• Written problem: Copy out everything from the start of the records down to and including the line that contains "header-candidates: Candidates [329,148,432,169]".

• Provided material:
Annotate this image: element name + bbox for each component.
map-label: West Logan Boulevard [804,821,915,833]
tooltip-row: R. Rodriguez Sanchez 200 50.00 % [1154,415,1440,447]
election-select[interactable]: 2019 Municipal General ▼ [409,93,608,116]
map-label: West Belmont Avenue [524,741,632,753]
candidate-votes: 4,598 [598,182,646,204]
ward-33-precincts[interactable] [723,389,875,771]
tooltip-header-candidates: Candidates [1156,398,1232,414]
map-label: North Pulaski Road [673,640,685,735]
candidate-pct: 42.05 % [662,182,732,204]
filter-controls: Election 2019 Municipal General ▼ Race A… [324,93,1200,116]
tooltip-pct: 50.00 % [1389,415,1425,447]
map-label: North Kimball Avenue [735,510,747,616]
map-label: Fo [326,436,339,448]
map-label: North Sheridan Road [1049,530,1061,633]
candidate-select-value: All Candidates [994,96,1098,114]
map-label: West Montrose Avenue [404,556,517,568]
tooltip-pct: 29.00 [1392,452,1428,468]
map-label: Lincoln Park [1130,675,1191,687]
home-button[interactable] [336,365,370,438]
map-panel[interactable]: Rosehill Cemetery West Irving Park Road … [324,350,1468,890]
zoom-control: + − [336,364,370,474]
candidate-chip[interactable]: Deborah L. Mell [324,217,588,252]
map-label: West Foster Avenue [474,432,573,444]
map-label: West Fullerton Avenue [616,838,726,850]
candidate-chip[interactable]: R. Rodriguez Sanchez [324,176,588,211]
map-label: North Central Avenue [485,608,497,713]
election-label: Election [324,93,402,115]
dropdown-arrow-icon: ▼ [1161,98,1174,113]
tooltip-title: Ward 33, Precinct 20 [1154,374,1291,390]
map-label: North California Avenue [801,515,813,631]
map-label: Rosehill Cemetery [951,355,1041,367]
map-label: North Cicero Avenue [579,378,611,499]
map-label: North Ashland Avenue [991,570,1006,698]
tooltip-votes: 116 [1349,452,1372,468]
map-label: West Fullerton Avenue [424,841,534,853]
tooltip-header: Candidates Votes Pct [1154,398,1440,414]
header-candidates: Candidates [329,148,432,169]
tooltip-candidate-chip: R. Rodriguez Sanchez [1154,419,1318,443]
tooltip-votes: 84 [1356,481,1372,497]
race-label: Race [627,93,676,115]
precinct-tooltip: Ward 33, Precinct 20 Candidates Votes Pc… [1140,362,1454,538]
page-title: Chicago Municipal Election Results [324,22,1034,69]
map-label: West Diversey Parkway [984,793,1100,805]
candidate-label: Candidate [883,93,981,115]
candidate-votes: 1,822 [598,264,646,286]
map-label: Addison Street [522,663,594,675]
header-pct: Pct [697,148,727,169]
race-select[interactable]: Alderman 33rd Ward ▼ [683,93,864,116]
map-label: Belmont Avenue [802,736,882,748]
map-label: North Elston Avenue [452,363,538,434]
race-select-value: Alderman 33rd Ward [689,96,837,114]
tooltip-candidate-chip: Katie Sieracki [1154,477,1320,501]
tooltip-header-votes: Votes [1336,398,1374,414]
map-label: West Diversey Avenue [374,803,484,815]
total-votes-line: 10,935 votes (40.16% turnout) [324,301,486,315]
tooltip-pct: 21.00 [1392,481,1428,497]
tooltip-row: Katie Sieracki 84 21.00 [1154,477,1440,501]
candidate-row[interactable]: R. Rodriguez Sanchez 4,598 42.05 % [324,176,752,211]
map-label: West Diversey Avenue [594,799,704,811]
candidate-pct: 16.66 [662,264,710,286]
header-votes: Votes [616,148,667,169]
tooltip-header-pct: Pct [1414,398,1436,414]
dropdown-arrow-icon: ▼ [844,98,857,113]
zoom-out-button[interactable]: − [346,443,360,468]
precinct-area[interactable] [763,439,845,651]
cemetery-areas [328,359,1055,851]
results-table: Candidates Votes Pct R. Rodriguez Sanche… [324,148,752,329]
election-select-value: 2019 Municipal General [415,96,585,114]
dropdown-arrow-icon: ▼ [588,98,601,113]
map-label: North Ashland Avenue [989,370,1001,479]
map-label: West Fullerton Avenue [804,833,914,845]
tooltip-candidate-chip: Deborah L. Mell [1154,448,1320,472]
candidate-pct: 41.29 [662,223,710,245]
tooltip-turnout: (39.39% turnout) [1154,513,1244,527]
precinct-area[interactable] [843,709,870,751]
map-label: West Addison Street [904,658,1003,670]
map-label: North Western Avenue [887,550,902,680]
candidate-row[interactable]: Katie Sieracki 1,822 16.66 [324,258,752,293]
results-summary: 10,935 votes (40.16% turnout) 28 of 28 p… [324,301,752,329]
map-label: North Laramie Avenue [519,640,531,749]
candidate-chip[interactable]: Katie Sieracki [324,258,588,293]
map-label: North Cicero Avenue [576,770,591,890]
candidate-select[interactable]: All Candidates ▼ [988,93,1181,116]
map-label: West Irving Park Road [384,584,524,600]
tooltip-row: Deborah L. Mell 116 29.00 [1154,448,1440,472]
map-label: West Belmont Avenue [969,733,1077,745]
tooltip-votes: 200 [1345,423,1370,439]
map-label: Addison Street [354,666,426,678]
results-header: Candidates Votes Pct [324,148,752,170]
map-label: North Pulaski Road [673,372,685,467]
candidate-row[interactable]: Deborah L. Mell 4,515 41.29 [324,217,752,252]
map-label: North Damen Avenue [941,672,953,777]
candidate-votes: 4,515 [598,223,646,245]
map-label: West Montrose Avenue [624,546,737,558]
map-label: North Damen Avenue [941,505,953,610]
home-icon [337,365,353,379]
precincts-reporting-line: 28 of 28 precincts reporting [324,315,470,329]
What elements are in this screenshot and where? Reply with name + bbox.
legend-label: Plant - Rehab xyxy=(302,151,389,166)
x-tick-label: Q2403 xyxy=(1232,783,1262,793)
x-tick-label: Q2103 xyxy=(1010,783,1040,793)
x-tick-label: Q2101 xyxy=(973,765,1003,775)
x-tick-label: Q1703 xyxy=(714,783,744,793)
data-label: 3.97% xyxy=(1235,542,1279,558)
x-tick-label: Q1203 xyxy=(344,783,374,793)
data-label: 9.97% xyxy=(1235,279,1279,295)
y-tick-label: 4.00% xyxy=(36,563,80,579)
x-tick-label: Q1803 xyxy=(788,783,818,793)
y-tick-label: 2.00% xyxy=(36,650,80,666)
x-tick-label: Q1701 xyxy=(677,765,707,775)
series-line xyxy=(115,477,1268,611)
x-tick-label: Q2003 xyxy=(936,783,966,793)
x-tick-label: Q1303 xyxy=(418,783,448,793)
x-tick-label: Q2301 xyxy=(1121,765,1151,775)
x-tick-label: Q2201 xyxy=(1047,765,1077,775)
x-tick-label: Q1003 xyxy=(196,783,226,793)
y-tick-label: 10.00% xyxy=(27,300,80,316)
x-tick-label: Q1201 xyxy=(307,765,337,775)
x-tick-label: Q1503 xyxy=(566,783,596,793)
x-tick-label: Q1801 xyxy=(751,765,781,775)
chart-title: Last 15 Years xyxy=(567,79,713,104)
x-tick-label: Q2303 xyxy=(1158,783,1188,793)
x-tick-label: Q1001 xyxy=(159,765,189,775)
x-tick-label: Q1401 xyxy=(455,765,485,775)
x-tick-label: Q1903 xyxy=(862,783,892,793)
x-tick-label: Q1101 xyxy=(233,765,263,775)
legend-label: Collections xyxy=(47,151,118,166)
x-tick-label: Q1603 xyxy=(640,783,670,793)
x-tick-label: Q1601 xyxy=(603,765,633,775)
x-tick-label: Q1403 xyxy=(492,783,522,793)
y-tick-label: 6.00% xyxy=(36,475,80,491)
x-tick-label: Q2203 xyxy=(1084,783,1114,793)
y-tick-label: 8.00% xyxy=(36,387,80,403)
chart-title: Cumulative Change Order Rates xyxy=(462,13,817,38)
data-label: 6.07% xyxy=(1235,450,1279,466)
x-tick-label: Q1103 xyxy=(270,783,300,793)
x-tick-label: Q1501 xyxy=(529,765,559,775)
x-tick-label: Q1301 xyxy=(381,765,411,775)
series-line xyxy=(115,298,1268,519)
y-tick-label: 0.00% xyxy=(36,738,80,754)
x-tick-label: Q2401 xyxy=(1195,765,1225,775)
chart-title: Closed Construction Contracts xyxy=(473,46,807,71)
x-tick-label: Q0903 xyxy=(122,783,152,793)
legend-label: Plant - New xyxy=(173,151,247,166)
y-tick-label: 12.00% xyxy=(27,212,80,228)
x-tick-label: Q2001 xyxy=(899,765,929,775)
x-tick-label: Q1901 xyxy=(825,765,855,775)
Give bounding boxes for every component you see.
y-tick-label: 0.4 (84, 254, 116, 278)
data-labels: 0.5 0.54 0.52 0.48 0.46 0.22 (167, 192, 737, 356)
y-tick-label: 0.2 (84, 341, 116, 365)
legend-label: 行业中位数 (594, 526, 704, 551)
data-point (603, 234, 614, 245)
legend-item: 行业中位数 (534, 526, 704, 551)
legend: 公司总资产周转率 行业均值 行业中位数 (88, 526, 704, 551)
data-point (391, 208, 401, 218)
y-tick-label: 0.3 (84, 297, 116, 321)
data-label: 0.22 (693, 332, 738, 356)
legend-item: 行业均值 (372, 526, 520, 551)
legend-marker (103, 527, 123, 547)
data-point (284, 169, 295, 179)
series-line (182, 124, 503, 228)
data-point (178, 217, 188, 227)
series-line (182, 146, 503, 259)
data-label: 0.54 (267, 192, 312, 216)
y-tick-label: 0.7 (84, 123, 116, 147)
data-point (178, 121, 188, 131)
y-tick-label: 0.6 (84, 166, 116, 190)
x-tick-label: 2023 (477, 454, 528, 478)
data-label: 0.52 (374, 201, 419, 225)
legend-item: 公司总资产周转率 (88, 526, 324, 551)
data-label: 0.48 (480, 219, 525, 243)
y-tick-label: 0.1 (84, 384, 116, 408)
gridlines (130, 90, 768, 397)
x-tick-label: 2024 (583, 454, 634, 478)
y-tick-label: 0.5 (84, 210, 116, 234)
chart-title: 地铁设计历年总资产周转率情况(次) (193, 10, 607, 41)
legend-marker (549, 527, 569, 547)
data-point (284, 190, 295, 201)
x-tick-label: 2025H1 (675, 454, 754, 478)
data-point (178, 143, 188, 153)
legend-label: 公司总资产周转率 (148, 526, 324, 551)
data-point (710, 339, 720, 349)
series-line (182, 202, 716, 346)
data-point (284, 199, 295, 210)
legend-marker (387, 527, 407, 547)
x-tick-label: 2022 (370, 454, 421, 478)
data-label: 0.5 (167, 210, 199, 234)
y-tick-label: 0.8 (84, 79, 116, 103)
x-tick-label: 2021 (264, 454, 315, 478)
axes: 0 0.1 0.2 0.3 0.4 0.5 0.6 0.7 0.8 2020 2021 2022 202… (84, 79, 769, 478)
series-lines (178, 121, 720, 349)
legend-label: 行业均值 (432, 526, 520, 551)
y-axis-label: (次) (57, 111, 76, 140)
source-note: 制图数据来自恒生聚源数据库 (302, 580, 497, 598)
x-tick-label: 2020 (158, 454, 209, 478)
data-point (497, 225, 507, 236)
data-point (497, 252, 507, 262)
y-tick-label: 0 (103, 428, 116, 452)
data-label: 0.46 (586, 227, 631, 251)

• Final result:
Annotate this image: element name + bbox for each component.
map-label: West Logan Boulevard [804,821,915,833]
tooltip-row: R. Rodriguez Sanchez 200 50.00 % [1154,415,1440,447]
election-select[interactable]: 2019 Municipal General ▼ [409,93,608,116]
map-label: West Belmont Avenue [524,741,632,753]
candidate-votes: 4,598 [598,182,646,204]
ward-33-precincts[interactable] [723,389,875,771]
tooltip-header-candidates: Candidates [1156,398,1232,414]
map-label: North Pulaski Road [673,640,685,735]
candidate-pct: 42.05 % [662,182,732,204]
filter-controls: Election 2019 Municipal General ▼ Race A… [324,93,1200,116]
tooltip-pct: 50.00 % [1389,415,1425,447]
map-label: North Kimball Avenue [735,510,747,616]
map-label: Fo [326,436,339,448]
map-label: North Sheridan Road [1049,530,1061,633]
candidate-select-value: All Candidates [994,96,1098,114]
map-label: West Montrose Avenue [404,556,517,568]
tooltip-pct: 29.00 [1392,452,1428,468]
map-label: Lincoln Park [1130,675,1191,687]
home-button[interactable] [336,365,370,438]
map-panel[interactable]: Rosehill Cemetery West Irving Park Road … [324,350,1468,890]
zoom-control: + − [336,364,370,474]
candidate-chip[interactable]: Deborah L. Mell [324,217,588,252]
map-label: West Foster Avenue [474,432,573,444]
map-label: West Fullerton Avenue [616,838,726,850]
candidate-chip[interactable]: R. Rodriguez Sanchez [324,176,588,211]
map-label: North Central Avenue [485,608,497,713]
election-label: Election [324,93,402,115]
dropdown-arrow-icon: ▼ [1161,98,1174,113]
tooltip-title: Ward 33, Precinct 20 [1154,374,1291,390]
map-label: North California Avenue [801,515,813,631]
map-label: Rosehill Cemetery [951,355,1041,367]
map-label: North Cicero Avenue [579,378,611,499]
map-label: North Ashland Avenue [991,570,1006,698]
tooltip-votes: 116 [1349,452,1372,468]
map-label: West Fullerton Avenue [424,841,534,853]
tooltip-header: Candidates Votes Pct [1154,398,1440,414]
header-candidates: Candidates [329,148,432,169]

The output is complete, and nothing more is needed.